─── Excerpted passage ───

Completely understand you are entitled to more and have earned it. Hopefully going forward we can make it up to you in future deals that we completely control.
Let me know if you are agreeable.
[57] At a purchase price of $17 million, a 1.5% commission is $255,000 plus HST. At 0.75%, the commission is $127,500 plus HST. Mr. Rocchetti asked the plaintiffs to take a flat commission of $100,000.
[58] A few things are worthy of note about this email. This is the first email on the topic since the May 13, 2020 email in which Mr. Rocchetti said that he was going to speak to his partner the next day. This email begins with an indication that Mr. Rocchetti spoke to Mr. Mimran. So, on the written record, this appears to be the next communication between the parties.
[59] In this email, Mr. Rocchetti makes no mention at all of his telephone call the night before in which he say he accepted the plaintiffs’ May 13, 2020 offer to reduce their commission. Mightn’t one expect to see a confirmation of an oral agreement worth $127,500 in the ordinary course? If a deal had been accepted just 15 hours before and the defendant was asking for a further concession, would there not have been some recognition of this? Something like, “I know we agreed on 0.75% last night. We do appreciate your assistance. But we find ourselves needing to ask for a bit more…”?
[60] Two other issues arise with this email. First Mr. Rocchetti says that he spoke to Mr. Mimran “today” i.e. May 15. In fact, they spoke May 14, 2020. More on this below. Second, in the penultimate paragraph, Mr. Rocchetti tells the plaintiffs’ that he knows they are entitled to more and they have earned it. He offers to make up the difference in future deals. Yet before me, as mentioned above, he testified that he felt the plaintiffs were being overpaid, were not entitled to their agreed commission rate, and had not earned it.
[61] Joe Notsch-Kupcho reacted very badly to this email. He felt that it was dishonest of the defendant to defer responding to their generous offer to cut their commission by 50% by requesting even more. While the defendant did pay an extra $100,000 to seal the deal, that would generate only an additional $1,500 in commission. Moreover, even the final decrease requested of some $30,000, when divided among the defendant and its partners in the deal, were immaterial, if not trivial, amounts to each of them.

─── Extracted entries ───

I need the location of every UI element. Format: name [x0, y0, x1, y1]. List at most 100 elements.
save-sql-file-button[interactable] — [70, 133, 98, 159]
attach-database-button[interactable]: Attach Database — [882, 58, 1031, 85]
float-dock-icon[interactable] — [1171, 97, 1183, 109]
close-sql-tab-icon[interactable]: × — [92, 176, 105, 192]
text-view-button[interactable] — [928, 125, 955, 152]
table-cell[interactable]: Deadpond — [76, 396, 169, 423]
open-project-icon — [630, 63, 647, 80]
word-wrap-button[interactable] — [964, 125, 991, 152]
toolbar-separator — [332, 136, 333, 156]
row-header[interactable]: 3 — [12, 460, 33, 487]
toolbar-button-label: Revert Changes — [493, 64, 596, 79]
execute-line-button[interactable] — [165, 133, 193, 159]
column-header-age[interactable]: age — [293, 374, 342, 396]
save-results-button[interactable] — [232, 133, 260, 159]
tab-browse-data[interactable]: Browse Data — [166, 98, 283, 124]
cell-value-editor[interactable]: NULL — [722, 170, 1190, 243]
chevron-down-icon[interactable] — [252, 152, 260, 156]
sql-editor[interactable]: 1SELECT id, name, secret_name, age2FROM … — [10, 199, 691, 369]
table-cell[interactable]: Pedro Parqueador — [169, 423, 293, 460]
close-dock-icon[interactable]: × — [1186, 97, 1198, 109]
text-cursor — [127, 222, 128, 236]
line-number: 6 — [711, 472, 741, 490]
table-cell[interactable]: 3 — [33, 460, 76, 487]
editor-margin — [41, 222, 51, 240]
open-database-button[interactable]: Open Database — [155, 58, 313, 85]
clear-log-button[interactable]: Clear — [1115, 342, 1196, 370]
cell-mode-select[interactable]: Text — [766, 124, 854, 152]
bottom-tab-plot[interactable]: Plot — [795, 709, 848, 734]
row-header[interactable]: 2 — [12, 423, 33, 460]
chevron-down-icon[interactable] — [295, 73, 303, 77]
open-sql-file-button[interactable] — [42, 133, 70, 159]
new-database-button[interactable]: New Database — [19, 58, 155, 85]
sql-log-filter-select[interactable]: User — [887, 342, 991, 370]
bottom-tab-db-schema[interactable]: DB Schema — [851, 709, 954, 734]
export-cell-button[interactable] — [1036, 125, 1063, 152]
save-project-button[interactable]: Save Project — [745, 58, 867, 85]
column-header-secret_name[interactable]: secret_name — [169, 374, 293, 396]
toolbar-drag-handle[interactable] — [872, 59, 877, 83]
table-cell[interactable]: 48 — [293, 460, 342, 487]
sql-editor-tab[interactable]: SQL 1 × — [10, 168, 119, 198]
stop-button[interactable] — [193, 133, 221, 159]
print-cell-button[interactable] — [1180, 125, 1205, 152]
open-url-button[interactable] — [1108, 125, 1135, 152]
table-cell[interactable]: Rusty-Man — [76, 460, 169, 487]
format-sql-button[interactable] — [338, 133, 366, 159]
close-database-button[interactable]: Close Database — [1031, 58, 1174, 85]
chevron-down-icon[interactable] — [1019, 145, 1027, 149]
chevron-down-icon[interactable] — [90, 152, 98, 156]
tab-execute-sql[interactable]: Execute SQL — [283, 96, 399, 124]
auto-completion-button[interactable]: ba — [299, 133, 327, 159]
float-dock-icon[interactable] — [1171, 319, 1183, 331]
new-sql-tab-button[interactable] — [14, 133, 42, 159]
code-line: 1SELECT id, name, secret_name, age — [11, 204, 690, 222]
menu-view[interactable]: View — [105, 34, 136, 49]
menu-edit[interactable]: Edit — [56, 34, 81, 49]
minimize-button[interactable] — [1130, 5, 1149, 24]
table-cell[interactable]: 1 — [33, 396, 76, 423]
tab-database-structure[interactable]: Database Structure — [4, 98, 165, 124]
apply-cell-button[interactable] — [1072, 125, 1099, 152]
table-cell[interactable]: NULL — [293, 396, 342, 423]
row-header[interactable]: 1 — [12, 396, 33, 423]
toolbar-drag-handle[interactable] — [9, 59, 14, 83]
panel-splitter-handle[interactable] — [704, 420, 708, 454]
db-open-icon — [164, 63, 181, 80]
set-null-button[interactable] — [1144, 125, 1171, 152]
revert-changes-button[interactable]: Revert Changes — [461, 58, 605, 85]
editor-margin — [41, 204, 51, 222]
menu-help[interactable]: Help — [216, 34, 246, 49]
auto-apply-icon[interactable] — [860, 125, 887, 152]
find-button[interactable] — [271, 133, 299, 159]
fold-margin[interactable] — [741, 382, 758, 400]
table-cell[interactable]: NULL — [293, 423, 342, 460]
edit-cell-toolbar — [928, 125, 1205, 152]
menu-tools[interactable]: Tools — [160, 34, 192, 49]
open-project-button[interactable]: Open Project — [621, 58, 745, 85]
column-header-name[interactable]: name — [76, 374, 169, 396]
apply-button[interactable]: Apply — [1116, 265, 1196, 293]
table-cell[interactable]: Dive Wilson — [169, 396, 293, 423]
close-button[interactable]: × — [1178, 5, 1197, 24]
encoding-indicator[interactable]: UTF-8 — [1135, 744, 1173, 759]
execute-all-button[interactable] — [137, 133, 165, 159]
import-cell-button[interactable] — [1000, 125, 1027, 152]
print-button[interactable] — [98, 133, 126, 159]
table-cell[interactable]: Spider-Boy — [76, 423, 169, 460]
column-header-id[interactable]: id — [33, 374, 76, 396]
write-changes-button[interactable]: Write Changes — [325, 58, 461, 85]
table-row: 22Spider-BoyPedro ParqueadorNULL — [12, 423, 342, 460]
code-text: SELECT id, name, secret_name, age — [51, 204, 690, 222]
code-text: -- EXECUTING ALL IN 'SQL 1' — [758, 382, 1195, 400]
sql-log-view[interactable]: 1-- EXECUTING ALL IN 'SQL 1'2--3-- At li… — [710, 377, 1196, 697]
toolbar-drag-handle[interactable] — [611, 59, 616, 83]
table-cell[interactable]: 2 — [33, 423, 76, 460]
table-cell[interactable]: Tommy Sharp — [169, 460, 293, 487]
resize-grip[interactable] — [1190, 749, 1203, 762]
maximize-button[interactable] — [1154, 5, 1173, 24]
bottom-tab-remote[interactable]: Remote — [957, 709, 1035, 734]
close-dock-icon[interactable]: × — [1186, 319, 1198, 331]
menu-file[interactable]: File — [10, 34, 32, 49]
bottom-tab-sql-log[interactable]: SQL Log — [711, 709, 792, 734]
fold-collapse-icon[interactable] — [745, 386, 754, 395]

───
─── Extracted entries ───

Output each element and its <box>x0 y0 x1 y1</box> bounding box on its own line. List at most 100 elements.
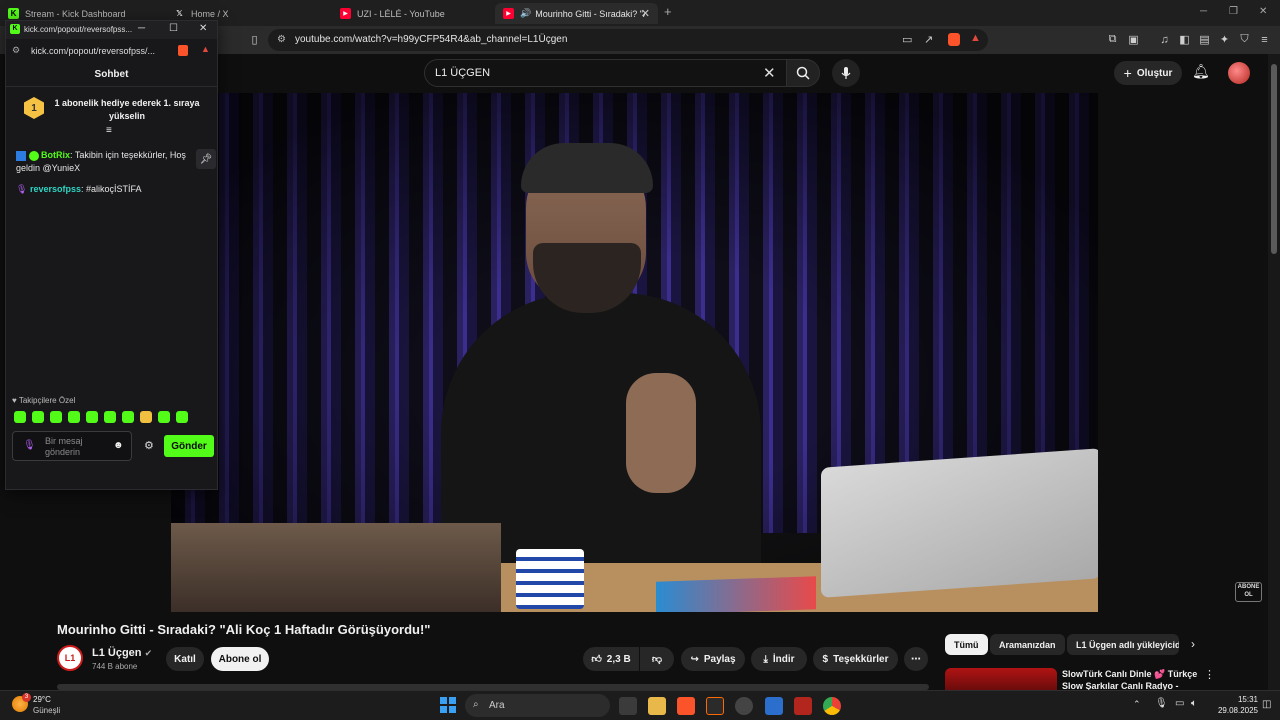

───
─── Extracted entries ───

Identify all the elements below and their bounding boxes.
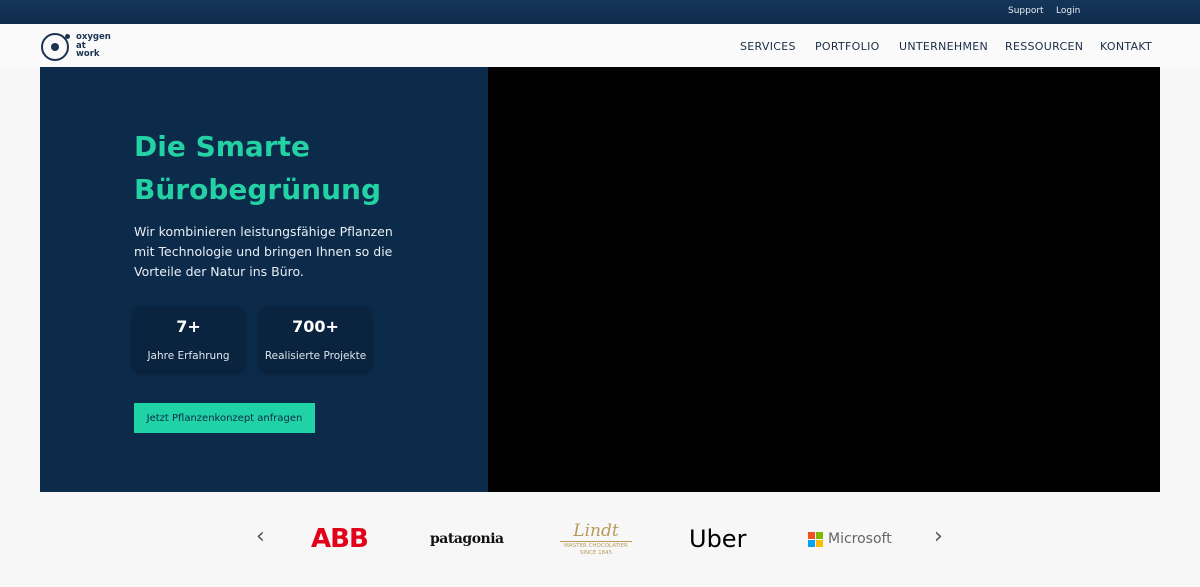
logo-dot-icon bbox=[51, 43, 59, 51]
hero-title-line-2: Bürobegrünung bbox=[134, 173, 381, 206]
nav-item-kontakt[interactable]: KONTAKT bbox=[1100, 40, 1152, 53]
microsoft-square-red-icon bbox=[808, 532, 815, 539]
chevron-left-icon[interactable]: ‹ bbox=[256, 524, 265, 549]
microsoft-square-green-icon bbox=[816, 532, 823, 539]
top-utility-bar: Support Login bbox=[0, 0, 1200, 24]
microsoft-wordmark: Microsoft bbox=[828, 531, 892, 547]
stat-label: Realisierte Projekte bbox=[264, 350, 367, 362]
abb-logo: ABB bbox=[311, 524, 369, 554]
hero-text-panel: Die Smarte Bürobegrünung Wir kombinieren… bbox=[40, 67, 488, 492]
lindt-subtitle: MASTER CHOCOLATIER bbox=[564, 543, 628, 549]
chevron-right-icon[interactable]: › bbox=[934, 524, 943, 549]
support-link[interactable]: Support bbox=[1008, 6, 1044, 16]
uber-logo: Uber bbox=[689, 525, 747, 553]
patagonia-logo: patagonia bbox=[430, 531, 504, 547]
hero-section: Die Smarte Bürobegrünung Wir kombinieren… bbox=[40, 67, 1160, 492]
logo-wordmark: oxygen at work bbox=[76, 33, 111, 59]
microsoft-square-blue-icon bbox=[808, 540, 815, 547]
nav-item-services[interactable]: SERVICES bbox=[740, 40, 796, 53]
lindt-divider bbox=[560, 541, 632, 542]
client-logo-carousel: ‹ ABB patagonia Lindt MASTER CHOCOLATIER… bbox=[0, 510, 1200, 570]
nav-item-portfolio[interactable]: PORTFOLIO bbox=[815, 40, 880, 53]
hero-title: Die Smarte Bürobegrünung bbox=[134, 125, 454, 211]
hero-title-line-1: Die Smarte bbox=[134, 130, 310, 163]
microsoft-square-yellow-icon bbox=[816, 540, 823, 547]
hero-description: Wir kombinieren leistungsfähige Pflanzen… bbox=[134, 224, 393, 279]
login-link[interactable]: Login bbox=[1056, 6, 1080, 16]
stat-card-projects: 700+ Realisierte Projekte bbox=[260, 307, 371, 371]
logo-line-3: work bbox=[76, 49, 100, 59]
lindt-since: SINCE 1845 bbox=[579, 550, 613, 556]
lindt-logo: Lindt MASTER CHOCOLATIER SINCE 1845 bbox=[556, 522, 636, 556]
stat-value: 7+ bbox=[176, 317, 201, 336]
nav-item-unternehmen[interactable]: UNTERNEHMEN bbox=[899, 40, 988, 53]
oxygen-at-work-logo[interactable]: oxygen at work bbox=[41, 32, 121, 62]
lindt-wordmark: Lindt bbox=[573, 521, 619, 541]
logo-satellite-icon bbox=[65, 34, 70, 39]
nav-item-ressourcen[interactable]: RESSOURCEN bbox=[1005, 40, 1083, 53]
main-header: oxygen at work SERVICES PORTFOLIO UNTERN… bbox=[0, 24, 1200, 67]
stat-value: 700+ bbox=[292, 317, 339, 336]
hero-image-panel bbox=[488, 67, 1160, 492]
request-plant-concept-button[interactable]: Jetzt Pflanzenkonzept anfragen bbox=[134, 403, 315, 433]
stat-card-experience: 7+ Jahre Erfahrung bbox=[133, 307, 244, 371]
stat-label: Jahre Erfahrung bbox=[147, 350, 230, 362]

───

Can you reproduce the commission dispute passage word for word, starting at the words "[61] Joe Notsch-Kupcho" and ending after "each of them."?

[61] Joe Notsch-Kupcho reacted very badly to this email. He felt that it was dishonest of the defendant to defer responding to their generous offer to cut their commission by 50% by requesting even more. While the defendant did pay an extra $100,000 to seal the deal, that would generate only an additional $1,500 in commission. Moreover, even the final decrease requested of some $30,000, when divided among the defendant and its partners in the deal, were immaterial, if not trivial, amounts to each of them.